### Records that describe figures
-=-=-=-=-
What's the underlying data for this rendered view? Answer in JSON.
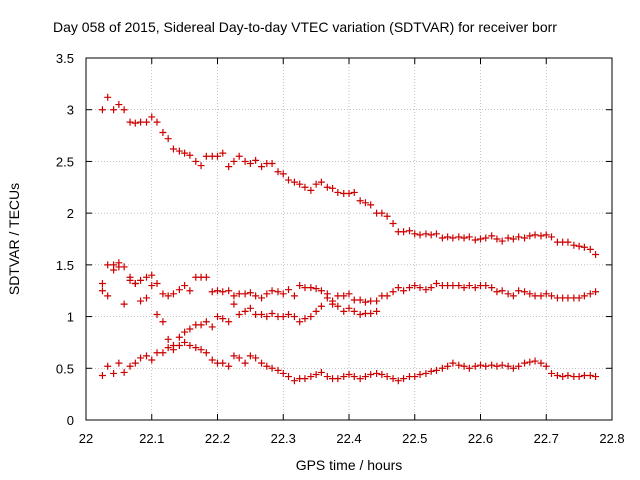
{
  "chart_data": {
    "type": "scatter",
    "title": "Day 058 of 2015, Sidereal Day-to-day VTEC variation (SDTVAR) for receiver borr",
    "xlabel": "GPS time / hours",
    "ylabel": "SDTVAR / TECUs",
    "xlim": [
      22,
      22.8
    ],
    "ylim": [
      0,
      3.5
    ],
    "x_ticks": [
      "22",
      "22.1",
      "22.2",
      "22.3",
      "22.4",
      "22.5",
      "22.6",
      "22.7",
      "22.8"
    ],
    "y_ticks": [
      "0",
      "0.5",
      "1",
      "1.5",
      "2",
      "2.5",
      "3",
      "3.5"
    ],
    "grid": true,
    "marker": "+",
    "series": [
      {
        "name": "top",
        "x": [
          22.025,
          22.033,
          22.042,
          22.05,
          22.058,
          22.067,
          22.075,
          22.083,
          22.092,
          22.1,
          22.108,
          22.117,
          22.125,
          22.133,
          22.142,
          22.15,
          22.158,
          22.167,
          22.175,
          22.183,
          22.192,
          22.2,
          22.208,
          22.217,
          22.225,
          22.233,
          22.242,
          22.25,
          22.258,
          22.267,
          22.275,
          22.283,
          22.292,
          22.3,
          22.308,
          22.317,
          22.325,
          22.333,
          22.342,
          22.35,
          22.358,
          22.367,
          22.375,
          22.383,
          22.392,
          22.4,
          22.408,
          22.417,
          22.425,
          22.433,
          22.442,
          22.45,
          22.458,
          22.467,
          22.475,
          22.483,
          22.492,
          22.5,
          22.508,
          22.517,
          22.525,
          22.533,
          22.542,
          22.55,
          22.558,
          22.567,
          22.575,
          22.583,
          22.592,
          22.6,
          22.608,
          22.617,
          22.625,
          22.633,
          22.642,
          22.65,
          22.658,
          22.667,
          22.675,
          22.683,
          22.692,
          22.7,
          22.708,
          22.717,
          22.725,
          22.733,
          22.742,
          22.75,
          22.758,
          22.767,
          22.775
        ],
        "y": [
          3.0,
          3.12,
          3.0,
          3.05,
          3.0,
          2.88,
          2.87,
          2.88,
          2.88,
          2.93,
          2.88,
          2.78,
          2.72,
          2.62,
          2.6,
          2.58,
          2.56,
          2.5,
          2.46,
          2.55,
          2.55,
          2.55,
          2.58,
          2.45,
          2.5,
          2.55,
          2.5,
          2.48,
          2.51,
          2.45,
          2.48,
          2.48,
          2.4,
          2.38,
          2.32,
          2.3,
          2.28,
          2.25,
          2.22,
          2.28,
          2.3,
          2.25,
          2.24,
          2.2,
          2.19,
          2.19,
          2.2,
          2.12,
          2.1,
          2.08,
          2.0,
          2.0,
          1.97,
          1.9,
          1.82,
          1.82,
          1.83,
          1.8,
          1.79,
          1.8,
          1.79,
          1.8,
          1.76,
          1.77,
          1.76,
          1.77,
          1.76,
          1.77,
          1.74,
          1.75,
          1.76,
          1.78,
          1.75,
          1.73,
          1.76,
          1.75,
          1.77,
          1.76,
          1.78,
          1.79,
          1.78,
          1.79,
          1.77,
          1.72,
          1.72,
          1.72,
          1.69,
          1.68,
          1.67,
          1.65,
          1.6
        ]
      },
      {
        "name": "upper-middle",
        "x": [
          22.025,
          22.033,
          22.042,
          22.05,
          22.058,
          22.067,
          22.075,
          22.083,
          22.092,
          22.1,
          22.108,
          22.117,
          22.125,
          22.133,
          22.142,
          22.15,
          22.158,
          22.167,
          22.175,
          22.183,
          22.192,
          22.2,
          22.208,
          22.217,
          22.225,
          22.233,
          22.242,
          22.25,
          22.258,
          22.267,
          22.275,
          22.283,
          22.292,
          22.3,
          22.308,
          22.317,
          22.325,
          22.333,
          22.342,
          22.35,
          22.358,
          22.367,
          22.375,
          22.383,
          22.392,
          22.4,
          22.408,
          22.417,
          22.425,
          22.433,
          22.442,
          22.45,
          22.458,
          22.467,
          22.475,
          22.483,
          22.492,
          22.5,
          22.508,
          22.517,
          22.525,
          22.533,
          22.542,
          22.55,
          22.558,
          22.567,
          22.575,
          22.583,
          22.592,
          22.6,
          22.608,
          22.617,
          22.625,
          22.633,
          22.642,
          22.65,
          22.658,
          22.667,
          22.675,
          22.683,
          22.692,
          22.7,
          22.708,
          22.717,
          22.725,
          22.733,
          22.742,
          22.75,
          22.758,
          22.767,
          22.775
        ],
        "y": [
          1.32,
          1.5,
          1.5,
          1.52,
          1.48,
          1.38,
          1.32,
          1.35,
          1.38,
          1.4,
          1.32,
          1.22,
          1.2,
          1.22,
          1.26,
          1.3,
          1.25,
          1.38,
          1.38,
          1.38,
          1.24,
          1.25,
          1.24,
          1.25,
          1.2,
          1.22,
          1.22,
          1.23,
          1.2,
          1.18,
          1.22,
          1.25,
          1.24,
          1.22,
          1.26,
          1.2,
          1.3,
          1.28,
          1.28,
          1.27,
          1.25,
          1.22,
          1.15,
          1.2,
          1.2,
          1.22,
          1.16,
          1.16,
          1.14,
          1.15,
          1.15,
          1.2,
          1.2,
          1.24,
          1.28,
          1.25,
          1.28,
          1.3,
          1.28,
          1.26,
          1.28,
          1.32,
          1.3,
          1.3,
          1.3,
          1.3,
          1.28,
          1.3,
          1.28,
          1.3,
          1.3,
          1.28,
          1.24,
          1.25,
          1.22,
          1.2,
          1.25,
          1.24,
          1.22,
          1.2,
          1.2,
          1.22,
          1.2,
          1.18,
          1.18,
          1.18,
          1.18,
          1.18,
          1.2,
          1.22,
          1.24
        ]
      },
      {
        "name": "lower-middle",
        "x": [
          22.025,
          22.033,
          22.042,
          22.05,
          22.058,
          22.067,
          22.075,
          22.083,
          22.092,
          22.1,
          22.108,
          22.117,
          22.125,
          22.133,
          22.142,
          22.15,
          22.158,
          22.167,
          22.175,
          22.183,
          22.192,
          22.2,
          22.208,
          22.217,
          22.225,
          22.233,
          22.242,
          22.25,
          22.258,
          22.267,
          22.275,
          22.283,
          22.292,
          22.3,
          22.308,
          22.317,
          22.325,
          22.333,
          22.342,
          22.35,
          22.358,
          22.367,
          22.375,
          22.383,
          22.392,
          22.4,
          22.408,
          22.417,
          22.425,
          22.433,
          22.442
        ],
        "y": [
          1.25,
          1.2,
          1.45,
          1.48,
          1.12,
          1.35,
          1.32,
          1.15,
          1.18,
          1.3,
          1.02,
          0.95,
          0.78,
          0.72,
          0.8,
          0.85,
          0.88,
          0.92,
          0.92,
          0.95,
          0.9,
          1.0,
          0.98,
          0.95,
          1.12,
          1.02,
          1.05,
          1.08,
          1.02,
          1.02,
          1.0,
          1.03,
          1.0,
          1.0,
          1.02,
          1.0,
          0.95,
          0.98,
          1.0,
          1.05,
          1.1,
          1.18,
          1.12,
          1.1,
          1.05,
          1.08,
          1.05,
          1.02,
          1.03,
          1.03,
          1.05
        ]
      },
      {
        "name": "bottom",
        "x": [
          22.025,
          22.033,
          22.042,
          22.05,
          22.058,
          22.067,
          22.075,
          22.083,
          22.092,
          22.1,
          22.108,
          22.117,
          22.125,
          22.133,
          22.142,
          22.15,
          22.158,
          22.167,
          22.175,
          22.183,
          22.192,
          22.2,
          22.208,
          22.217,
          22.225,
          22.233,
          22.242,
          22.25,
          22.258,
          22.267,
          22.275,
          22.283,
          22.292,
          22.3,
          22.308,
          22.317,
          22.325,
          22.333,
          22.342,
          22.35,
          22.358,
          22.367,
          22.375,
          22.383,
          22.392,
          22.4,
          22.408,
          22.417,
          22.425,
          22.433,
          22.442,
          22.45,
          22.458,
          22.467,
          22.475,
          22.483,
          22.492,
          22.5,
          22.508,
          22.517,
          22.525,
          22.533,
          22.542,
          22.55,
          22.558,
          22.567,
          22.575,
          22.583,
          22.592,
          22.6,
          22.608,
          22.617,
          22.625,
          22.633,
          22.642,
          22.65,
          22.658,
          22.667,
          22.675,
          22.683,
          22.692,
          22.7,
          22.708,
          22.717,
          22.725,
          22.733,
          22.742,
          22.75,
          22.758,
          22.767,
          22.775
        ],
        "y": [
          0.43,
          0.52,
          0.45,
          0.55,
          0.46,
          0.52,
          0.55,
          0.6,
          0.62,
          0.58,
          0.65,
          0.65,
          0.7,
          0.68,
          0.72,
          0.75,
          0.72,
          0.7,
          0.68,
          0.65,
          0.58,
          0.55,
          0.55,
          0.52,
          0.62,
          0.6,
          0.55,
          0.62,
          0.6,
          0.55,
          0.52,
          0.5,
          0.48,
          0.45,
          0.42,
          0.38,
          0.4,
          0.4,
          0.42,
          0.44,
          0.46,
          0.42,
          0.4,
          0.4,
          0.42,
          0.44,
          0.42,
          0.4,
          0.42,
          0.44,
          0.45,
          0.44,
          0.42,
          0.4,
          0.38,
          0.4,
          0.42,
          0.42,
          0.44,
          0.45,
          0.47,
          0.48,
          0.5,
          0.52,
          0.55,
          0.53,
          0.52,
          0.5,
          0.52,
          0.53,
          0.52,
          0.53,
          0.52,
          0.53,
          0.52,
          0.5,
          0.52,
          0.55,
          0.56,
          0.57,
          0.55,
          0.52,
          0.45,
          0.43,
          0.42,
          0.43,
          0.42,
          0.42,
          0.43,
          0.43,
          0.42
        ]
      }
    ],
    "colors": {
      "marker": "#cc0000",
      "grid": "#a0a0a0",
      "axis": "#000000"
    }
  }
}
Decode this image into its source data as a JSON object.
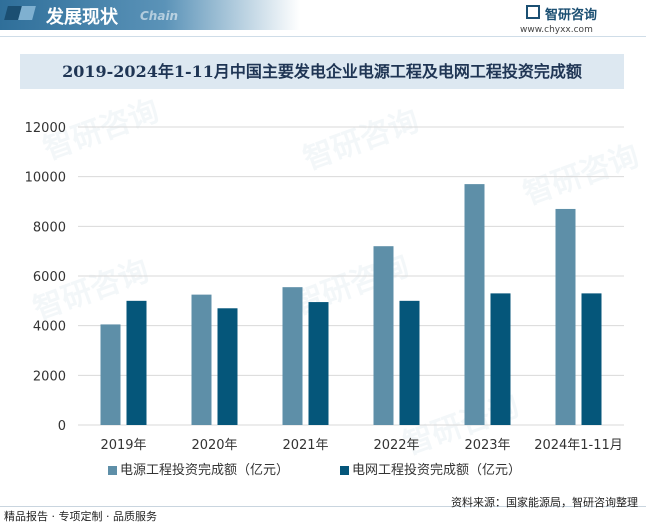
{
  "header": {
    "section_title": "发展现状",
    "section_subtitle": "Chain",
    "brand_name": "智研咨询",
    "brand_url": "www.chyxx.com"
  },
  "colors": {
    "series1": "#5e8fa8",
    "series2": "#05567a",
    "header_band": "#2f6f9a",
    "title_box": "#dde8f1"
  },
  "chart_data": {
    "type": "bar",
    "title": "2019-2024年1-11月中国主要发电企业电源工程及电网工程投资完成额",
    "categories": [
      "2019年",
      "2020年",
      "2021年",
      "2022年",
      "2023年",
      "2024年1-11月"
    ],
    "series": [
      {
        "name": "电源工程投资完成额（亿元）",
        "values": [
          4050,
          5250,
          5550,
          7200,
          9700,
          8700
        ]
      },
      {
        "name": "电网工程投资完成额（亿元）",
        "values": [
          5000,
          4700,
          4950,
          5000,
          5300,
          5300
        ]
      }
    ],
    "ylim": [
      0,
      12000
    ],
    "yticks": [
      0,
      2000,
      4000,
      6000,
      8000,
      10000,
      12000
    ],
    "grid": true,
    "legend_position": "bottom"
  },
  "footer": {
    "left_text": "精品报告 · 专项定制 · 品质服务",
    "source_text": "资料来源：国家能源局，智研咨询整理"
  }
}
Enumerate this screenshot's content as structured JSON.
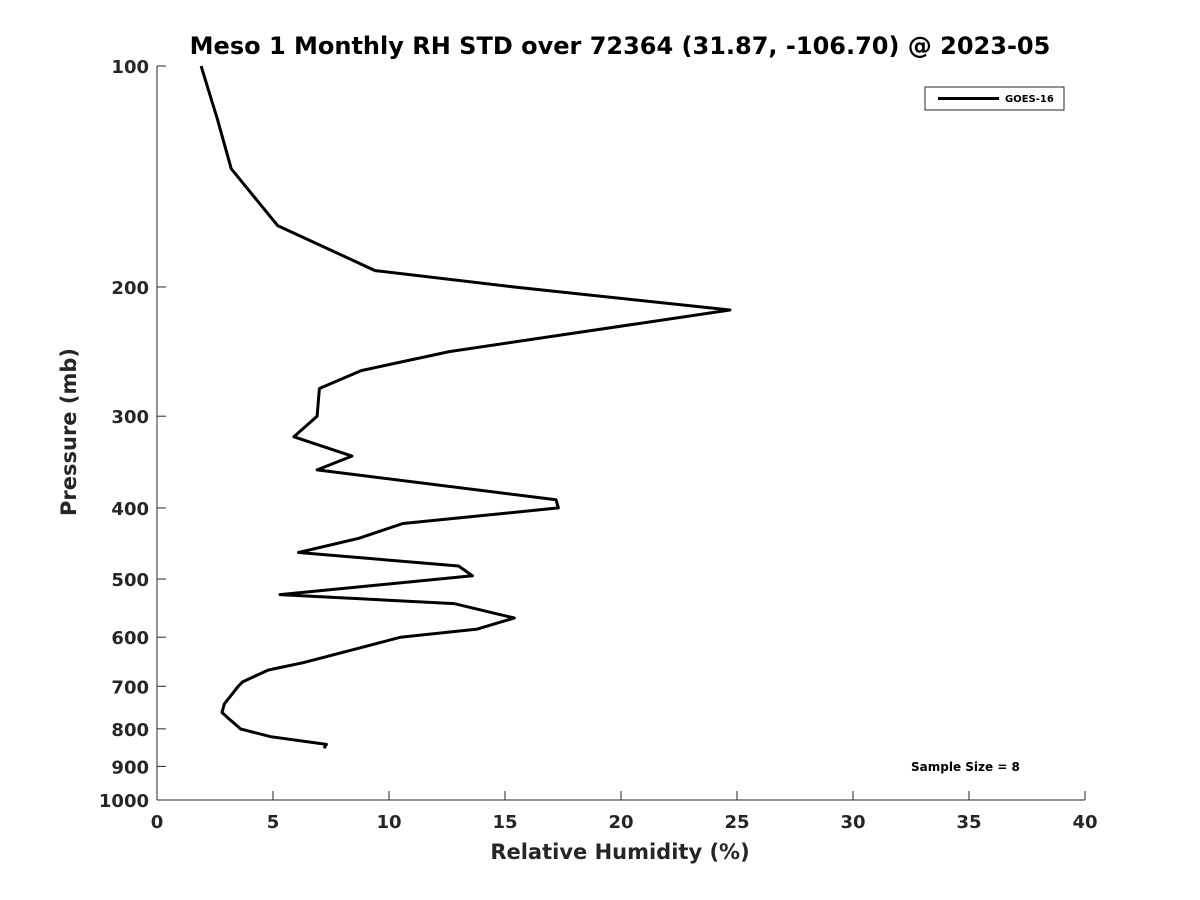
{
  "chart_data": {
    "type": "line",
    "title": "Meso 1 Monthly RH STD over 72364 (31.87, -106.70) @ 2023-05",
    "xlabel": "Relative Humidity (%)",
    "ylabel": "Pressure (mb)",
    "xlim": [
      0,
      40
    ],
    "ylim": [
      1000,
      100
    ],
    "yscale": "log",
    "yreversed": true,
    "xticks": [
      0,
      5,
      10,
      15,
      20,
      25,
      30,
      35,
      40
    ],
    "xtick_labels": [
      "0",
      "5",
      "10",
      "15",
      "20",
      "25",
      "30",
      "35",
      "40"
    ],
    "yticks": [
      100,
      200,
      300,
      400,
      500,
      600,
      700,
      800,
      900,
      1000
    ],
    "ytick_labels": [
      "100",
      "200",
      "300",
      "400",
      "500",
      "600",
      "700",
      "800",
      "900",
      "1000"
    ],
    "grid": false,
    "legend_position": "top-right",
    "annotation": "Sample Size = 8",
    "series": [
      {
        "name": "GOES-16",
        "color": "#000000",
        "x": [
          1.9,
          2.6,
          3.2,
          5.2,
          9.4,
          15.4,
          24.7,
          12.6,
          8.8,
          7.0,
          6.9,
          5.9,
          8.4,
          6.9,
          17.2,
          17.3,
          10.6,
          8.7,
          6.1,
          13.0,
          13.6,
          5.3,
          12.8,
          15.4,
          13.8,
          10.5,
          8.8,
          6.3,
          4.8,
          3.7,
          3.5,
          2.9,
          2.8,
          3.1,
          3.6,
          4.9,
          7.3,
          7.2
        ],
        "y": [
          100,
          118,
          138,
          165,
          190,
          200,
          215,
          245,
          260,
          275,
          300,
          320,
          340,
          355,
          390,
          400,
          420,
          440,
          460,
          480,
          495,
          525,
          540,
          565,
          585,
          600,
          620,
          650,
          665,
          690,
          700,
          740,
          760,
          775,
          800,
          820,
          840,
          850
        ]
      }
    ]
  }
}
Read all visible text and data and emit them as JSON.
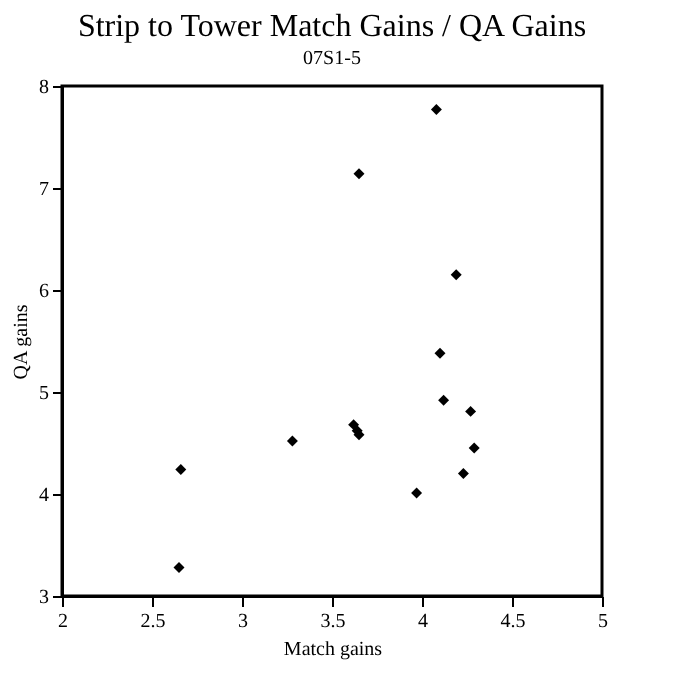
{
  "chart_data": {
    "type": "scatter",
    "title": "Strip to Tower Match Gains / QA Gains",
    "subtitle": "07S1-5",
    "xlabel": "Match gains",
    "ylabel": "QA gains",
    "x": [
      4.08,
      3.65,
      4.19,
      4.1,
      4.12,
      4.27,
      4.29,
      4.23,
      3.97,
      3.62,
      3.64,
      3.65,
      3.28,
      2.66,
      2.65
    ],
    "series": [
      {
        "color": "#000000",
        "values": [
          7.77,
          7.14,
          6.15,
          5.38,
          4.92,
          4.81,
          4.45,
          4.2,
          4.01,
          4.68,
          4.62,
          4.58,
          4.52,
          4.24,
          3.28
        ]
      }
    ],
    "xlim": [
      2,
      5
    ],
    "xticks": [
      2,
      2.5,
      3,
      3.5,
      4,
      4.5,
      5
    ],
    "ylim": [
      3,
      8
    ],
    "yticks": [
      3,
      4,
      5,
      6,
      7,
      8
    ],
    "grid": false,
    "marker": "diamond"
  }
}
-=-=-=-=-
### THE TASK
Show every line above in which the word "xlabel" occurs.

### RESPONSE TO THE TASK
    "xlabel": "GPS time / hours",
    "xlabel": "Relative Humidity (%)",
    "xlabel": "Match gains",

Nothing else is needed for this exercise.